====== Records to process
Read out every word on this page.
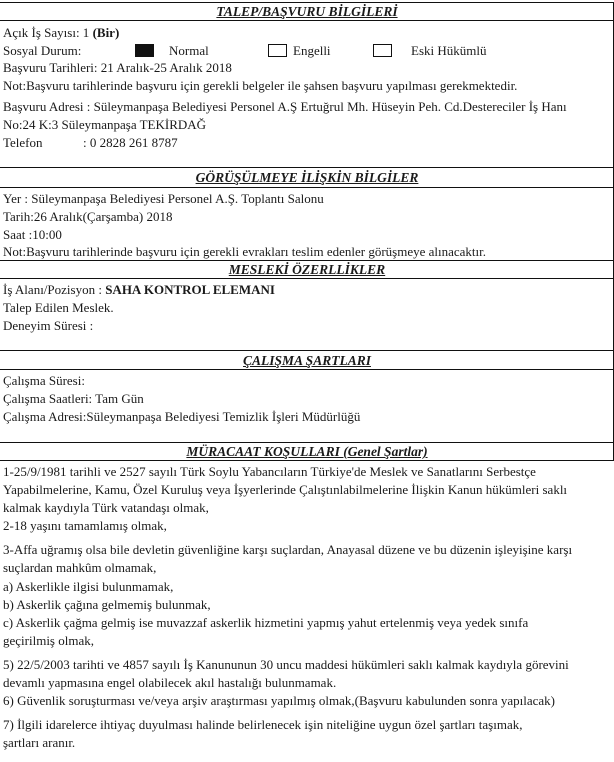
TALEP/BAŞVURU BİLGİLERİ
Açık İş Sayısı: 1 (Bir)
Sosyal Durum:	Normal	Engelli	Eski Hükümlü
Başvuru Tarihleri: 21 Aralık-25 Aralık 2018
Not:Başvuru tarihlerinde başvuru için gerekli belgeler ile şahsen başvuru yapılması gerekmektedir.
Başvuru Adresi : Süleymanpaşa Belediyesi Personel A.Ş Ertuğrul Mh. Hüseyin Peh. Cd.Destereciler İş Hanı
No:24 K:3 Süleymanpaşa TEKİRDAĞ
Telefon	: 0 2828 261 8787
GÖRÜŞÜLMEYE İLİŞKİN BİLGİLER
Yer : Süleymanpaşa Belediyesi Personel A.Ş. Toplantı Salonu
Tarih:26 Aralık(Çarşamba) 2018
Saat :10:00
Not:Başvuru tarihlerinde başvuru için gerekli evrakları teslim edenler görüşmeye alınacaktır.
MESLEKİ ÖZERLLİKLER
İş Alanı/Pozisyon : SAHA KONTROL ELEMANI
Talep Edilen Meslek.
Deneyim Süresi :
ÇALIŞMA ŞARTLARI
Çalışma Süresi:
Çalışma Saatleri: Tam Gün
Çalışma Adresi:Süleymanpaşa Belediyesi Temizlik İşleri Müdürlüğü
MÜRACAAT KOŞULLARI (Genel Şartlar)
1-25/9/1981 tarihli ve 2527 sayılı Türk Soylu Yabancıların Türkiye'de Meslek ve Sanatlarını Serbestçe
Yapabilmelerine, Kamu, Özel Kuruluş veya İşyerlerinde Çalıştınlabilmelerine İlişkin Kanun hükümleri saklı
kalmak kaydıyla Türk vatandaşı olmak,
2-18 yaşını tamamlamış olmak,
3-Affa uğramış olsa bile devletin güvenliğine karşı suçlardan, Anayasal düzene ve bu düzenin işleyişine karşı
suçlardan mahkûm olmamak,
a) Askerlikle ilgisi bulunmamak,
b) Askerlik çağına gelmemiş bulunmak,
c) Askerlik çağma gelmiş ise muvazzaf askerlik hizmetini yapmış yahut ertelenmiş veya yedek sınıfa
geçirilmiş olmak,
5) 22/5/2003 tarihti ve 4857 sayılı İş Kanununun 30 uncu maddesi hükümleri saklı kalmak kaydıyla görevini
devamlı yapmasına engel olabilecek akıl hastalığı bulunmamak.
6) Güvenlik soruşturması ve/veya arşiv araştırması yapılmış olmak,(Başvuru kabulunden sonra yapılacak)
7) İlgili idarelerce ihtiyaç duyulması halinde belirlenecek işin niteliğine uygun özel şartları taşımak,
şartları aranır.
============
**What the task requires**
Among the lines of the listing, how many hold the string "sayılı"? Respond with only the number.

**Right answer**
2